-- Start of Information given --

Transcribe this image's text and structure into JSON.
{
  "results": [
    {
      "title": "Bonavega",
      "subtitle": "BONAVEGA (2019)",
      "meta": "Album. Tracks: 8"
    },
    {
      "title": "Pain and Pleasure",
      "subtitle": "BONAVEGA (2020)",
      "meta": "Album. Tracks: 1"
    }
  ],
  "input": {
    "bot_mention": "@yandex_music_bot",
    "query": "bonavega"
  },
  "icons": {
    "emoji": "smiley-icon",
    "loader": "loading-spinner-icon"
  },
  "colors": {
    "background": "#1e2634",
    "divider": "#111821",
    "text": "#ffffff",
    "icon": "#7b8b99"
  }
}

-- End of Information given --

Goal:
Repeat the records above exactly as they appear.

Problem solution:
Transcribe this image's text and structure into JSON.
{
  "results": [
    {
      "title": "Bonavega",
      "subtitle": "BONAVEGA (2019)",
      "meta": "Album. Tracks: 8"
    },
    {
      "title": "Pain and Pleasure",
      "subtitle": "BONAVEGA (2020)",
      "meta": "Album. Tracks: 1"
    }
  ],
  "input": {
    "bot_mention": "@yandex_music_bot",
    "query": "bonavega"
  },
  "icons": {
    "emoji": "smiley-icon",
    "loader": "loading-spinner-icon"
  },
  "colors": {
    "background": "#1e2634",
    "divider": "#111821",
    "text": "#ffffff",
    "icon": "#7b8b99"
  }
}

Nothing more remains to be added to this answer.